> **Task directions**:
Write out the material again word for word, dropping any images it holds.
## Start
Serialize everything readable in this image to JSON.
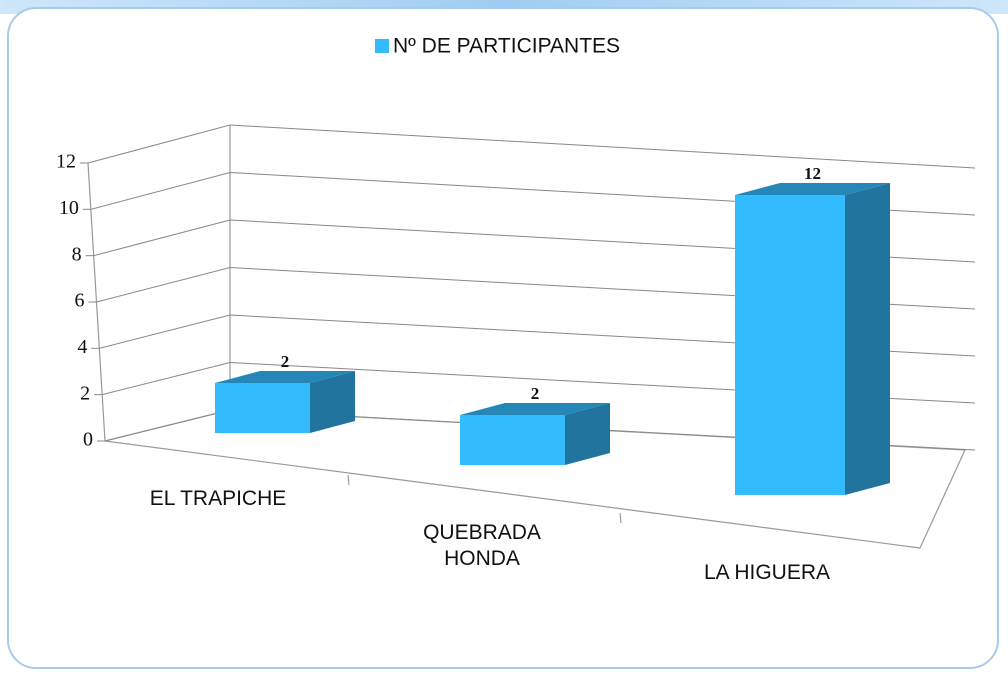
{
  "chart_data": {
    "type": "bar3d",
    "categories": [
      "EL TRAPICHE",
      "QUEBRADA HONDA",
      "LA HIGUERA"
    ],
    "series": [
      {
        "name": "Nº DE PARTICIPANTES",
        "color": "#33bbff",
        "values": [
          2,
          2,
          12
        ]
      }
    ],
    "ylim": [
      0,
      12
    ],
    "yticks": [
      0,
      2,
      4,
      6,
      8,
      10,
      12
    ],
    "grid": true,
    "legend": "top"
  }
}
## End
> **Reply to the task**:
Serialize everything readable in this image to JSON.
{
  "chart_data": {
    "type": "bar3d",
    "categories": [
      "EL TRAPICHE",
      "QUEBRADA HONDA",
      "LA HIGUERA"
    ],
    "series": [
      {
        "name": "Nº DE PARTICIPANTES",
        "color": "#33bbff",
        "values": [
          2,
          2,
          12
        ]
      }
    ],
    "ylim": [
      0,
      12
    ],
    "yticks": [
      0,
      2,
      4,
      6,
      8,
      10,
      12
    ],
    "grid": true,
    "legend": "top"
  }
}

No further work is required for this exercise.